→ Objectif de la tâche: Reproduisez mot pour mot le passage de l'article sur le référendum birman situé entre « Francis Deron » et « millions de sinistrés. », ces deux segments inclus.

→ Extrait source:
----
La junte peut aussi se féliciter d’avoir vu reléguer au second plan les critiques internationales sur son mode de gouvernement, les violations des droits de l’homme et l’absence de tout progrès démocratique. Le département d’Etat américain a toutefois jugé « consternant » que les militaires aient procédé, samedi 24 mai dans les zones sinistrées, à la dernière phase de leur référendum visant à asseoir leur pouvoir. « Une caricature de consultation populaire », a ajouté M. Kouchner.
Le sort de Mme Aung San Suu Kyi, leader de l’opposition birmane et seule Prix Nobel de la paix privé de liberté dans le monde, n’a pas été évoqué publiquement à Rangoun.
Francis Deron
* Article paru dans le Monde, édition du 27.05.08.
Les autorités birmanes proclament le succès du référendum constitutionnel
Les autorités birmanes ont annoncé, lundi 26 mai, via la télévision officielle d’Etat, que la nouvelle Constitution avait été approuvée par 92,93 % des électeurs lors de la dernière phase du référendum qui s’est tenue samedi dans les zones dévastées par le cyclone Nargis. La junte militaire au pouvoir a annoncé un taux de participation de 98 % dans les quarante-sept municipalités des régions de Rangoun et de l’Irrawaddy où la consultation, débutée le 10 mai dans le reste du pays, avait été repoussée en raison des ravages causés par le cyclone Nargis. Le dernier bilan officiel de la catastrophe fait état de cent trente-trois mille six cents morts et disparus et 2,4 millions de sinistrés.
Le 10 mai, en plein drame humanitaire dans le Sud, la junte militaire avait annoncé un taux de participation de 99,07 % sur 22,7 millions d’électeurs, dont 92,4 % avaient approuvé le texte de la nouvelle Constitution. Dimanche, Tom Casey, un porte-parole du département d’Etat, a fait savoir que les Etats-Unis étaient « consternés » par le maintien de la seconde phase du référendum dans les zones dévastées par le cyclone.
----
→ Données enregistrées:
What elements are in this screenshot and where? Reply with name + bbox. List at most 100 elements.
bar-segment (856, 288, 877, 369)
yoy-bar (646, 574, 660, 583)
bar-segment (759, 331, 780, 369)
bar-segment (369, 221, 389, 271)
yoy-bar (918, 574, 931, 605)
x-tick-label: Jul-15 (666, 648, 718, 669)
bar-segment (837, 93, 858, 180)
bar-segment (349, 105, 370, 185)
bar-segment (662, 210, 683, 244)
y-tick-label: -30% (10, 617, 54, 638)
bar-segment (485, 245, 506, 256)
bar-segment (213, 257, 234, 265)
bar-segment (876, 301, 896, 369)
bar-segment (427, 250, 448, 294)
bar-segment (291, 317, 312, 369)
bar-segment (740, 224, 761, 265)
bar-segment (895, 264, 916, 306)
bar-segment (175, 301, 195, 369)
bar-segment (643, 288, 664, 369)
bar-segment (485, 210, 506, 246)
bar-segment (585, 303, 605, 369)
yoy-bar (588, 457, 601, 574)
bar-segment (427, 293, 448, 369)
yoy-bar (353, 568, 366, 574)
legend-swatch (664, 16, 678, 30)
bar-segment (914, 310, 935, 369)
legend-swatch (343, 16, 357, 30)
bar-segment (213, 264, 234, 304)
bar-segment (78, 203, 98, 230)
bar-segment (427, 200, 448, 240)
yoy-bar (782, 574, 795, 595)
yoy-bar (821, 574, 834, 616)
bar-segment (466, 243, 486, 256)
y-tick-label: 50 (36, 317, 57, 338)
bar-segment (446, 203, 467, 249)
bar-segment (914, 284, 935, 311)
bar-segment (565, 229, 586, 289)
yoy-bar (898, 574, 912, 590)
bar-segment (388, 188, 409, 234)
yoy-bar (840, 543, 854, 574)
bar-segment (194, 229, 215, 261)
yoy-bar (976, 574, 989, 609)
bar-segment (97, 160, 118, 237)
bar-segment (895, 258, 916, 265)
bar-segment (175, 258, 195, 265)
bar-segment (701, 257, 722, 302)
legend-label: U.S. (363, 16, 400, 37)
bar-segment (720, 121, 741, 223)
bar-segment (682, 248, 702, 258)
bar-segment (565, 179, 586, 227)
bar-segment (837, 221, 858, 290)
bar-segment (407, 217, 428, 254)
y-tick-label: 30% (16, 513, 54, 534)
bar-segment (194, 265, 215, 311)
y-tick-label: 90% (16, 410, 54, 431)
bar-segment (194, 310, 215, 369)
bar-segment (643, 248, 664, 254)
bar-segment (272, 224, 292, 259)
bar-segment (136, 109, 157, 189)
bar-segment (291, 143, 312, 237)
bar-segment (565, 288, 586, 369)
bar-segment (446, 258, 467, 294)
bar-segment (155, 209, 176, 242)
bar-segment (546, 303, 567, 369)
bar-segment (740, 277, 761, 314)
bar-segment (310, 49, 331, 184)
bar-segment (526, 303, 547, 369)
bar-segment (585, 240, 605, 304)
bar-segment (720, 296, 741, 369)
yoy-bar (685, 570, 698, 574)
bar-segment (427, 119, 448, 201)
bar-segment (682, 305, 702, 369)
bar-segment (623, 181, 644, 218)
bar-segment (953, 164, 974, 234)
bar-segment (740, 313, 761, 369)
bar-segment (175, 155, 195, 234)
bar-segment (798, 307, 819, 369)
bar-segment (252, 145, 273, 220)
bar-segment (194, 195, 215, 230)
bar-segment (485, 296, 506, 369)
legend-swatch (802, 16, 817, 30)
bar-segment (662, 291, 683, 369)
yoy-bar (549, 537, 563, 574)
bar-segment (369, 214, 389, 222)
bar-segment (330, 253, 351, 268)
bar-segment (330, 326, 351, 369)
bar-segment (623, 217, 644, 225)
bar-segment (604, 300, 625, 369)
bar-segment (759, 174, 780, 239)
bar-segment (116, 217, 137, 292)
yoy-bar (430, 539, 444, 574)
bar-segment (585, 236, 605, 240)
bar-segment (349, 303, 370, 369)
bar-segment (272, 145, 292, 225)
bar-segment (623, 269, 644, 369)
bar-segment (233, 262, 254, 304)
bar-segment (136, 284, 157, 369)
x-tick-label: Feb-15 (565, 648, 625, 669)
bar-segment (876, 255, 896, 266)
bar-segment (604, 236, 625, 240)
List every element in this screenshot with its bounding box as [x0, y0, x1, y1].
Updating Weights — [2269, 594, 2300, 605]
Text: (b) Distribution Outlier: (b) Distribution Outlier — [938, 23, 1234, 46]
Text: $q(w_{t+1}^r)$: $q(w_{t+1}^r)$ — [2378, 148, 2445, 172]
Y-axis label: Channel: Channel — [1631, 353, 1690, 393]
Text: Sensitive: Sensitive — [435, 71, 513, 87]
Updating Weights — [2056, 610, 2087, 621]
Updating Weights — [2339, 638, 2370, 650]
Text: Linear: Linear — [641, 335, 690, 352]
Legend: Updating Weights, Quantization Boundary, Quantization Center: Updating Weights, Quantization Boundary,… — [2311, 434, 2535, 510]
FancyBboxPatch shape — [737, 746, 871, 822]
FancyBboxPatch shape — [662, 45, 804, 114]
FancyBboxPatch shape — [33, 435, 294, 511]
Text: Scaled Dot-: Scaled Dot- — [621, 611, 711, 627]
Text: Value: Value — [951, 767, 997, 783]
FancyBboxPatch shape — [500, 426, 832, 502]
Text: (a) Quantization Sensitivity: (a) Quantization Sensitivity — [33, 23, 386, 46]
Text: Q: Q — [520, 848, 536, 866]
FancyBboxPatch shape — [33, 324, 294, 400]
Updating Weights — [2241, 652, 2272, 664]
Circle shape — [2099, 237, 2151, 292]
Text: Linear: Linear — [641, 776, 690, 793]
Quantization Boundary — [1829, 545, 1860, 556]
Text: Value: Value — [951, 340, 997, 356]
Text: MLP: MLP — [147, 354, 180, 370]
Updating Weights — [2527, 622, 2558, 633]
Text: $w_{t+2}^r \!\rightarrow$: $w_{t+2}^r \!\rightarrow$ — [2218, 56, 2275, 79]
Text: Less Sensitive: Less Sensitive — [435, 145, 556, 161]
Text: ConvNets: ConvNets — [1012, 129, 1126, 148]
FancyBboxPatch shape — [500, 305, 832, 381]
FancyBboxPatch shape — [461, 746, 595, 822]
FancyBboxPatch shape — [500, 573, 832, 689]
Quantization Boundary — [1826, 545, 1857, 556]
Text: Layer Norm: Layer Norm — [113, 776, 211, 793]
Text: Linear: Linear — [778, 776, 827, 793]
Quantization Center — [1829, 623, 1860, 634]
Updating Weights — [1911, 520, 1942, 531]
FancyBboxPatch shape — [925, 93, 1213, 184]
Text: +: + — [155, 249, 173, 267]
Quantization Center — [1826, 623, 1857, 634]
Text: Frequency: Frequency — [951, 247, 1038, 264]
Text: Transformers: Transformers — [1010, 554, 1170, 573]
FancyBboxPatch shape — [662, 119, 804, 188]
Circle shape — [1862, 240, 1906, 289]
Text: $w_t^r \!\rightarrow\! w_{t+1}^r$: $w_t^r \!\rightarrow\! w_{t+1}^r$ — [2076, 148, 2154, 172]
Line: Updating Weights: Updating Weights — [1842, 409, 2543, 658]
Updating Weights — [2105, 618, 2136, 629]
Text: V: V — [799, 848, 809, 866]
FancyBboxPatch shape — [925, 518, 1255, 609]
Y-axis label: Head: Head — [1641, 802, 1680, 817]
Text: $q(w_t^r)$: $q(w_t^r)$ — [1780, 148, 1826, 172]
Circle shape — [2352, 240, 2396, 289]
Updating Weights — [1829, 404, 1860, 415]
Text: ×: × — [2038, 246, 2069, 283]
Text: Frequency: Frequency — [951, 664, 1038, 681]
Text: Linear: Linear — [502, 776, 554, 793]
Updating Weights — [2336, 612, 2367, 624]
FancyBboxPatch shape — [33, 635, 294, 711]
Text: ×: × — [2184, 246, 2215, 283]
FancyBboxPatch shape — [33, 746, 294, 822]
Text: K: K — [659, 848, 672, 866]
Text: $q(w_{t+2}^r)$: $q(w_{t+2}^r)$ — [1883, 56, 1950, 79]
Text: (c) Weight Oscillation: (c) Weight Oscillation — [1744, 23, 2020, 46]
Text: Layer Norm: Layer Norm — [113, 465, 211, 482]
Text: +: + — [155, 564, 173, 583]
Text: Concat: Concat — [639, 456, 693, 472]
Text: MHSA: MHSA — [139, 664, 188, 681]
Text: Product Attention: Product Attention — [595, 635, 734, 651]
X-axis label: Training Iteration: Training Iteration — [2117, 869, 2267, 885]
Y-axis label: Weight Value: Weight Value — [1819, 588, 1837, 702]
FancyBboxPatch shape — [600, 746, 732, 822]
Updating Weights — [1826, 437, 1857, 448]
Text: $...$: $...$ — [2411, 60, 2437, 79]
----
→ Réponse:
Francis Deron
* Article paru dans le Monde, édition du 27.05.08.
Les autorités birmanes proclament le succès du référendum constitutionnel
Les autorités birmanes ont annoncé, lundi 26 mai, via la télévision officielle d’Etat, que la nouvelle Constitution avait été approuvée par 92,93 % des électeurs lors de la dernière phase du référendum qui s’est tenue samedi dans les zones dévastées par le cyclone Nargis. La junte militaire au pouvoir a annoncé un taux de participation de 98 % dans les quarante-sept municipalités des régions de Rangoun et de l’Irrawaddy où la consultation, débutée le 10 mai dans le reste du pays, avait été repoussée en raison des ravages causés par le cyclone Nargis. Le dernier bilan officiel de la catastrophe fait état de cent trente-trois mille six cents morts et disparus et 2,4 millions de sinistrés.